**DIRECTIVE:** Please rename "sort-icon" to "order-icon" in the lines starting at "Localize all elements." and ending at "- student-count-cell: 215: [431, 494, 514, 539]", and give only those lines back with everything else unchanged.
**** ENTRIES SHOWN ****
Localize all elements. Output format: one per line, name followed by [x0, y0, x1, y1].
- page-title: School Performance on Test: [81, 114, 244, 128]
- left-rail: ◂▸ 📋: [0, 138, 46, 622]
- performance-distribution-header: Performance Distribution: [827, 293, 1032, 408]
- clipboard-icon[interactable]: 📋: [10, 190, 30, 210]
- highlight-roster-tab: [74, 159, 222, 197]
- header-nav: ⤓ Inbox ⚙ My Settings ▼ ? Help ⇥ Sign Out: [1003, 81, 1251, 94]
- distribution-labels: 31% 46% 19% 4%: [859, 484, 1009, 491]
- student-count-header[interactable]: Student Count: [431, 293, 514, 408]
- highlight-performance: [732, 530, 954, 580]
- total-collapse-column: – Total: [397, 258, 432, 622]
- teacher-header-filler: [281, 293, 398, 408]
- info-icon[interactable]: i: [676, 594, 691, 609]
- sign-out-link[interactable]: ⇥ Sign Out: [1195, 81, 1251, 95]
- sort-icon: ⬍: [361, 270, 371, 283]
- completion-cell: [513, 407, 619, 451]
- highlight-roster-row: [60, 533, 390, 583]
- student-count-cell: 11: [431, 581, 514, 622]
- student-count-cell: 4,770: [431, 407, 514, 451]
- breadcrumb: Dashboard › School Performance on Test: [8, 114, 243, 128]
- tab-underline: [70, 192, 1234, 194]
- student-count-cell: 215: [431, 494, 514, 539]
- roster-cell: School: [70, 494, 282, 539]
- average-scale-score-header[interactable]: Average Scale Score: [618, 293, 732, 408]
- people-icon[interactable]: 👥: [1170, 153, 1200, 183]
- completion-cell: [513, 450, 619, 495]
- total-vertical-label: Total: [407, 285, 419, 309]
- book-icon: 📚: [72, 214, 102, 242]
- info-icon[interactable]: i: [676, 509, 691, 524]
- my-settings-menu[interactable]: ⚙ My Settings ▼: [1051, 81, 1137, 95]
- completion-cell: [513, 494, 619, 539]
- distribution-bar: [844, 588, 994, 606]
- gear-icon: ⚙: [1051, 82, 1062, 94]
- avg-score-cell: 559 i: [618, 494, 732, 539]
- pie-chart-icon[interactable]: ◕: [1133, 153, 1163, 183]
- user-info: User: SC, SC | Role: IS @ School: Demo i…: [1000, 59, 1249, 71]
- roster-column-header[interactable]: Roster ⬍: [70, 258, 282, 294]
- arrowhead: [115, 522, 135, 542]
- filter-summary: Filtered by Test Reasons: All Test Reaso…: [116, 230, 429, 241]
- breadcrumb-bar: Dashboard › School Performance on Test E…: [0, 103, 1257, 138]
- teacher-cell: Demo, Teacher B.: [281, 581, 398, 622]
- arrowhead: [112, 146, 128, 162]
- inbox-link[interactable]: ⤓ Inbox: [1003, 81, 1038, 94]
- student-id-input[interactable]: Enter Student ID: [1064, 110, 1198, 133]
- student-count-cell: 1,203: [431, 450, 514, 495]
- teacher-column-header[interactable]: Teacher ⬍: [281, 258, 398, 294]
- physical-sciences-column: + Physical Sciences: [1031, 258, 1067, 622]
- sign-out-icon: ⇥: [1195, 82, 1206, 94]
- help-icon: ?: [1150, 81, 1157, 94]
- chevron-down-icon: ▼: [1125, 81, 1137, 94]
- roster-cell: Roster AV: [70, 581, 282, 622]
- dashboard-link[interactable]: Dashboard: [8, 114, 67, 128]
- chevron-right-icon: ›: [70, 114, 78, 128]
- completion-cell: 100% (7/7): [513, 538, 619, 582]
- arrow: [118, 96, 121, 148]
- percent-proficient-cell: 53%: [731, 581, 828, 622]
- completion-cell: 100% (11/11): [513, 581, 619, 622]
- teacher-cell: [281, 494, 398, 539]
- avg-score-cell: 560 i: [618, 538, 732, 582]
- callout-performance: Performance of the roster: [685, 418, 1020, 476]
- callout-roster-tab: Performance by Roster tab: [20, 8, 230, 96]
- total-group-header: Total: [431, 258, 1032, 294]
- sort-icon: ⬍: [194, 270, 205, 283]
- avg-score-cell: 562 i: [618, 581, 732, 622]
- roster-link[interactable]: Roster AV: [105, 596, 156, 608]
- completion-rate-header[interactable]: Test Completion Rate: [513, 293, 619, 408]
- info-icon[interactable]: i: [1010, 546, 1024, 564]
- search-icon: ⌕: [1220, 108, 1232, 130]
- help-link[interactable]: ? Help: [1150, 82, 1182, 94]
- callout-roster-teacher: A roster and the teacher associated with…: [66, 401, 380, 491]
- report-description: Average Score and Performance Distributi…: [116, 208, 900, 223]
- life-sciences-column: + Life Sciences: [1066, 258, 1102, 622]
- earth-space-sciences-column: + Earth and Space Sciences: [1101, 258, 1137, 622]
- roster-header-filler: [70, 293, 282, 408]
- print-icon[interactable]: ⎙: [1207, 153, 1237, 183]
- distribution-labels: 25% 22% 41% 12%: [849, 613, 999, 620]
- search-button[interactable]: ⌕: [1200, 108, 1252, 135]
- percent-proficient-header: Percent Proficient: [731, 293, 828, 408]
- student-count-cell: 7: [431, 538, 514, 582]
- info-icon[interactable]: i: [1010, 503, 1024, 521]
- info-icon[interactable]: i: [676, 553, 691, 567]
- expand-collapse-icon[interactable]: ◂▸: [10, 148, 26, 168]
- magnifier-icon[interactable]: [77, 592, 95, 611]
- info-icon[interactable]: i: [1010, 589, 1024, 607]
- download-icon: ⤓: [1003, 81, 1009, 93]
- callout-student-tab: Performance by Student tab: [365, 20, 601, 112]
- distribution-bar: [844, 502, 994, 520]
****
**** ENTRIES SHOWN ****
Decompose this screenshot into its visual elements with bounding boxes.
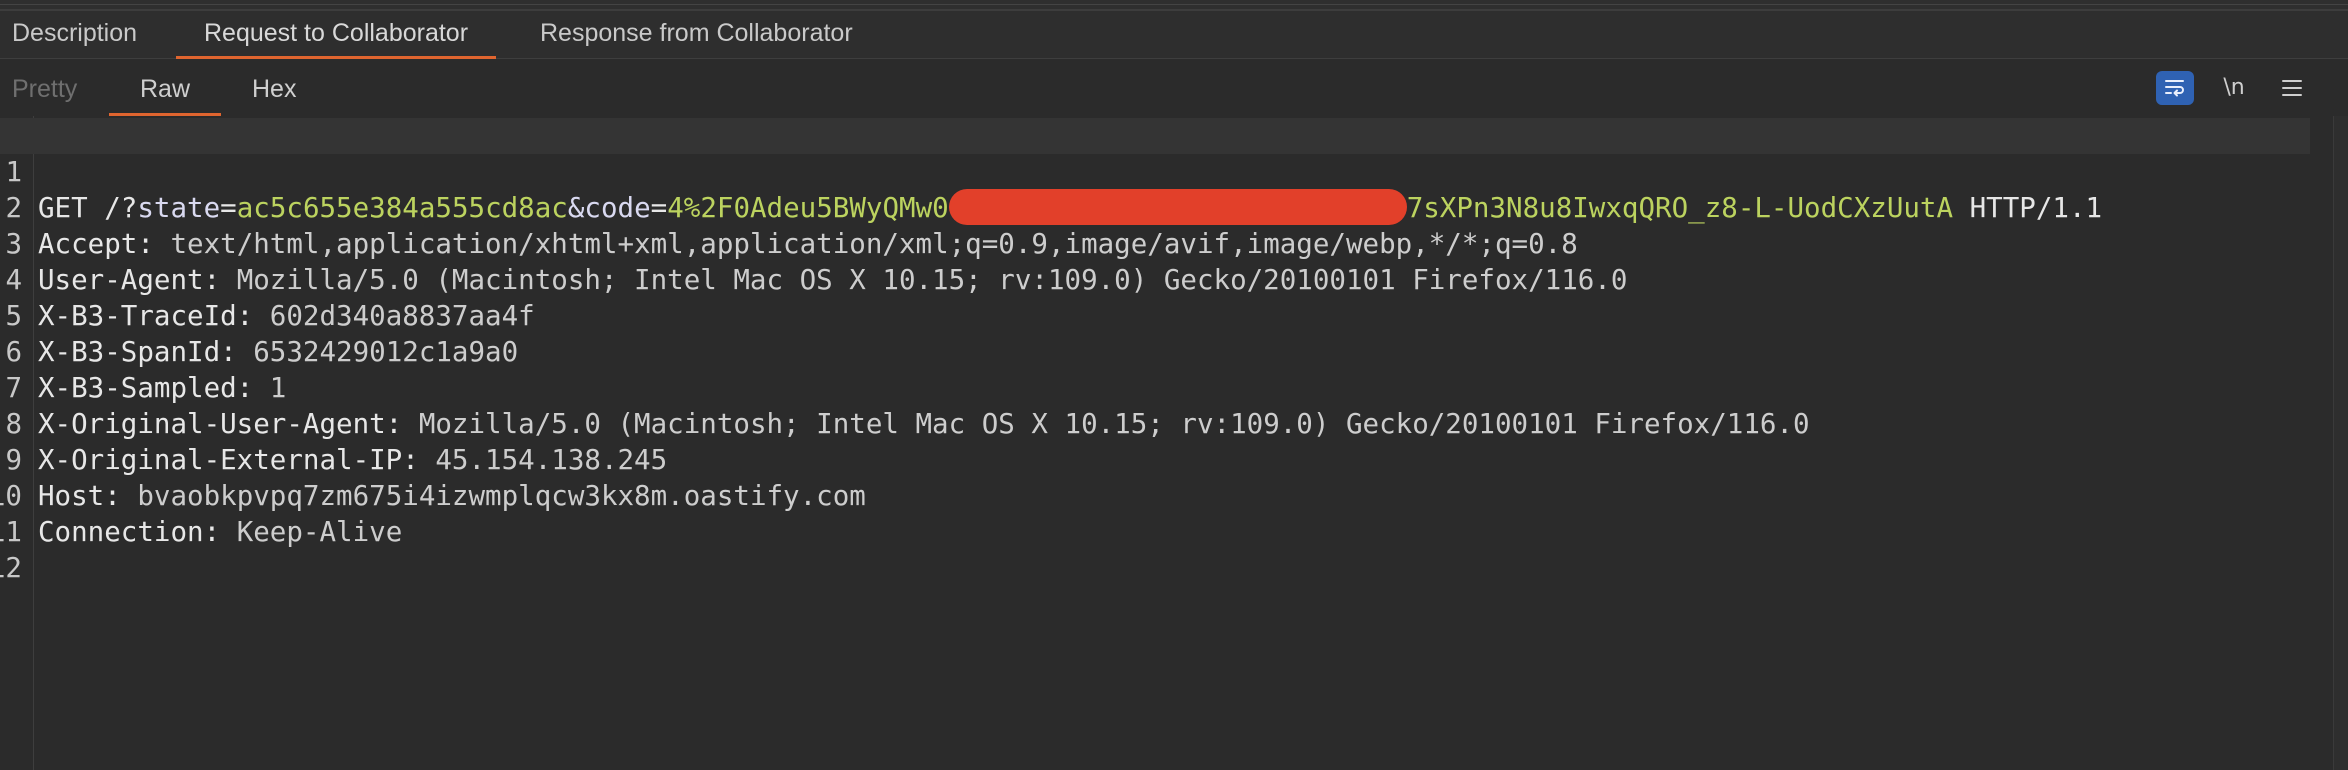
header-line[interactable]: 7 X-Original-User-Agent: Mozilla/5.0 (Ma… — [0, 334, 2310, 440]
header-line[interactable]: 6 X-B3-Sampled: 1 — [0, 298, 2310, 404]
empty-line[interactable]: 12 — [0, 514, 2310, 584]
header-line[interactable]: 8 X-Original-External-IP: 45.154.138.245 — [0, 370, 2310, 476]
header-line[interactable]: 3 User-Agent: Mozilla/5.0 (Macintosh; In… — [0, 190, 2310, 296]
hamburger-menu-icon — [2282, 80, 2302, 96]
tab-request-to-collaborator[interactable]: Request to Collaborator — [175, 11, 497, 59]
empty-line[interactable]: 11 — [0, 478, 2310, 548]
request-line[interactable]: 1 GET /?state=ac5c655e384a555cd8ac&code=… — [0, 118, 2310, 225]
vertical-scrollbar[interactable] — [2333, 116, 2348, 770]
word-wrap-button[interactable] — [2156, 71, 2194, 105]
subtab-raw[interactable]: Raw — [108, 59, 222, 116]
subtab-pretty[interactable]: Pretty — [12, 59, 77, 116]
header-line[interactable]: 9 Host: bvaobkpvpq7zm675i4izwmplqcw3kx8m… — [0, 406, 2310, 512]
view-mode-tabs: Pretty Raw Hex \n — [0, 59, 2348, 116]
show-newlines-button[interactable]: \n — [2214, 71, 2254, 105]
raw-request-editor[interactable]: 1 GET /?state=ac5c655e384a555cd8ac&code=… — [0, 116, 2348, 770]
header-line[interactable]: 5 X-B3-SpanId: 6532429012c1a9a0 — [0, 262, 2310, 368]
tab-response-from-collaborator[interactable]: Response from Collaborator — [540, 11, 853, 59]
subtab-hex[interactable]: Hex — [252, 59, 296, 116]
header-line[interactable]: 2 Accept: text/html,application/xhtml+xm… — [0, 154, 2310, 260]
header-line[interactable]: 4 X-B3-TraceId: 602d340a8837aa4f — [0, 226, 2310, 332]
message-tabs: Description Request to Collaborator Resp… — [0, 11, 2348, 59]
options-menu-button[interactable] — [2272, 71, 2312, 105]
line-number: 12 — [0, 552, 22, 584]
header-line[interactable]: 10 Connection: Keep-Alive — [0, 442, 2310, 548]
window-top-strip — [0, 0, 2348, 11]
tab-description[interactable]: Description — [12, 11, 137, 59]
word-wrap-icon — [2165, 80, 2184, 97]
****
**REPLY TO THE EXERCISE:**
Localize all elements. Output format: one per line, name followed by [x0, y0, x1, y1].
- page-title: School Performance on Test: [81, 114, 244, 128]
- left-rail: ◂▸ 📋: [0, 138, 46, 622]
- performance-distribution-header: Performance Distribution: [827, 293, 1032, 408]
- clipboard-icon[interactable]: 📋: [10, 190, 30, 210]
- highlight-roster-tab: [74, 159, 222, 197]
- header-nav: ⤓ Inbox ⚙ My Settings ▼ ? Help ⇥ Sign Out: [1003, 81, 1251, 94]
- distribution-labels: 31% 46% 19% 4%: [859, 484, 1009, 491]
- student-count-header[interactable]: Student Count: [431, 293, 514, 408]
- highlight-performance: [732, 530, 954, 580]
- total-collapse-column: – Total: [397, 258, 432, 622]
- teacher-header-filler: [281, 293, 398, 408]
- info-icon[interactable]: i: [676, 594, 691, 609]
- sign-out-link[interactable]: ⇥ Sign Out: [1195, 81, 1251, 95]
- order-icon: ⬍: [361, 270, 371, 283]
- completion-cell: [513, 407, 619, 451]
- highlight-roster-row: [60, 533, 390, 583]
- student-count-cell: 11: [431, 581, 514, 622]
- student-count-cell: 4,770: [431, 407, 514, 451]
- breadcrumb: Dashboard › School Performance on Test: [8, 114, 243, 128]
- tab-underline: [70, 192, 1234, 194]
- student-count-cell: 215: [431, 494, 514, 539]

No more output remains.